[INFORMATION SUPPLIED start]

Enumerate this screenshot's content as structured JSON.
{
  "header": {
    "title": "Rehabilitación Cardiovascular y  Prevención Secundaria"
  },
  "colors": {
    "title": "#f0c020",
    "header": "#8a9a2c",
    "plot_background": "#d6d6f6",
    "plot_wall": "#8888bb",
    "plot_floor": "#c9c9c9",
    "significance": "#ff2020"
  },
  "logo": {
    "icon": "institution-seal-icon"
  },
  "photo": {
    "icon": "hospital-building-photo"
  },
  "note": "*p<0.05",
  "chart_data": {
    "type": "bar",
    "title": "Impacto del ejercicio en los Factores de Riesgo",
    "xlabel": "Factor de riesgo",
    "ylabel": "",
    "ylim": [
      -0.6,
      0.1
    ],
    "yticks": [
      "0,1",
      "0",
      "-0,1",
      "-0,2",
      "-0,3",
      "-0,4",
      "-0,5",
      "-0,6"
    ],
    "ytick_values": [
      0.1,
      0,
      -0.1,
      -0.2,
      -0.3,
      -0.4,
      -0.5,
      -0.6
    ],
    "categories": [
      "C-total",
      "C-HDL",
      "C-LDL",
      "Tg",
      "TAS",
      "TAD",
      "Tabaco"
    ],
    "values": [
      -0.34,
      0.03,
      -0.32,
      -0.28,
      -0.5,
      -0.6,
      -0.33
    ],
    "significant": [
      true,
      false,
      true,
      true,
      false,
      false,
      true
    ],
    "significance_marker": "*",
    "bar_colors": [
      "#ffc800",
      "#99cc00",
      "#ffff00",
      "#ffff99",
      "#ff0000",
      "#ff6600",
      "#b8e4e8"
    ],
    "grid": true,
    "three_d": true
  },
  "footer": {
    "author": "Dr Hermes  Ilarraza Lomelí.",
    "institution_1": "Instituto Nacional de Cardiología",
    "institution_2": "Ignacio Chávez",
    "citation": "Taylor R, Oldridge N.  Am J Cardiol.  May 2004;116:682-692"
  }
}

[INFORMATION SUPPLIED end]

Write out the material from the first line to the last, exactly.

= SOLUTION FOR THIS EXERCISE =
Enumerate this screenshot's content as structured JSON.
{
  "header": {
    "title": "Rehabilitación Cardiovascular y  Prevención Secundaria"
  },
  "colors": {
    "title": "#f0c020",
    "header": "#8a9a2c",
    "plot_background": "#d6d6f6",
    "plot_wall": "#8888bb",
    "plot_floor": "#c9c9c9",
    "significance": "#ff2020"
  },
  "logo": {
    "icon": "institution-seal-icon"
  },
  "photo": {
    "icon": "hospital-building-photo"
  },
  "note": "*p<0.05",
  "chart_data": {
    "type": "bar",
    "title": "Impacto del ejercicio en los Factores de Riesgo",
    "xlabel": "Factor de riesgo",
    "ylabel": "",
    "ylim": [
      -0.6,
      0.1
    ],
    "yticks": [
      "0,1",
      "0",
      "-0,1",
      "-0,2",
      "-0,3",
      "-0,4",
      "-0,5",
      "-0,6"
    ],
    "ytick_values": [
      0.1,
      0,
      -0.1,
      -0.2,
      -0.3,
      -0.4,
      -0.5,
      -0.6
    ],
    "categories": [
      "C-total",
      "C-HDL",
      "C-LDL",
      "Tg",
      "TAS",
      "TAD",
      "Tabaco"
    ],
    "values": [
      -0.34,
      0.03,
      -0.32,
      -0.28,
      -0.5,
      -0.6,
      -0.33
    ],
    "significant": [
      true,
      false,
      true,
      true,
      false,
      false,
      true
    ],
    "significance_marker": "*",
    "bar_colors": [
      "#ffc800",
      "#99cc00",
      "#ffff00",
      "#ffff99",
      "#ff0000",
      "#ff6600",
      "#b8e4e8"
    ],
    "grid": true,
    "three_d": true
  },
  "footer": {
    "author": "Dr Hermes  Ilarraza Lomelí.",
    "institution_1": "Instituto Nacional de Cardiología",
    "institution_2": "Ignacio Chávez",
    "citation": "Taylor R, Oldridge N.  Am J Cardiol.  May 2004;116:682-692"
  }
}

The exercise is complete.